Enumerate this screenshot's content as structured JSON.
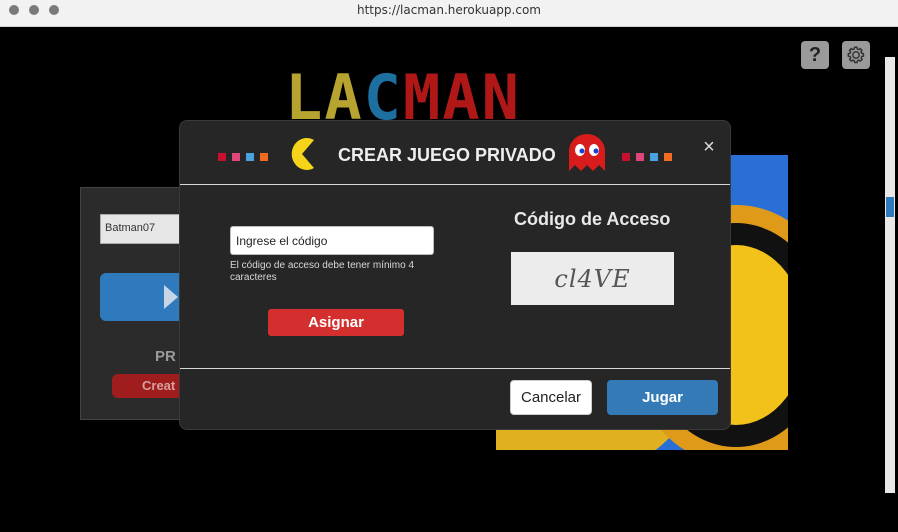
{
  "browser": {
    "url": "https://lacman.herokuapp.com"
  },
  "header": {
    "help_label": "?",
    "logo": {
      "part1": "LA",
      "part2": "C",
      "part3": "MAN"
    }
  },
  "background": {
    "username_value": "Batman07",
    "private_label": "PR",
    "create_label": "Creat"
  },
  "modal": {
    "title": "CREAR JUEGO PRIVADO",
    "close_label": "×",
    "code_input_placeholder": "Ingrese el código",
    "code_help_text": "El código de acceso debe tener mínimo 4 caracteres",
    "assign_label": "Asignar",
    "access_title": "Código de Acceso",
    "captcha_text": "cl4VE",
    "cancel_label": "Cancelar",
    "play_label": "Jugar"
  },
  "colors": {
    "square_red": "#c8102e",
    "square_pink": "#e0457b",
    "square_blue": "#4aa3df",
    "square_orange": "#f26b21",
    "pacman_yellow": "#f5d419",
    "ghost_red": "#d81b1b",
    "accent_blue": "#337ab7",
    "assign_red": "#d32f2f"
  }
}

──────

SET PROBLEM => Transcribe the listing in full. Omit the pictures and keep every line exact.

OUTPUT OF THE TASK =>
Enumerate this screenshot's content as structured JSON.
{
  "browser": {
    "url": "https://lacman.herokuapp.com"
  },
  "header": {
    "help_label": "?",
    "logo": {
      "part1": "LA",
      "part2": "C",
      "part3": "MAN"
    }
  },
  "background": {
    "username_value": "Batman07",
    "private_label": "PR",
    "create_label": "Creat"
  },
  "modal": {
    "title": "CREAR JUEGO PRIVADO",
    "close_label": "×",
    "code_input_placeholder": "Ingrese el código",
    "code_help_text": "El código de acceso debe tener mínimo 4 caracteres",
    "assign_label": "Asignar",
    "access_title": "Código de Acceso",
    "captcha_text": "cl4VE",
    "cancel_label": "Cancelar",
    "play_label": "Jugar"
  },
  "colors": {
    "square_red": "#c8102e",
    "square_pink": "#e0457b",
    "square_blue": "#4aa3df",
    "square_orange": "#f26b21",
    "pacman_yellow": "#f5d419",
    "ghost_red": "#d81b1b",
    "accent_blue": "#337ab7",
    "assign_red": "#d32f2f"
  }
}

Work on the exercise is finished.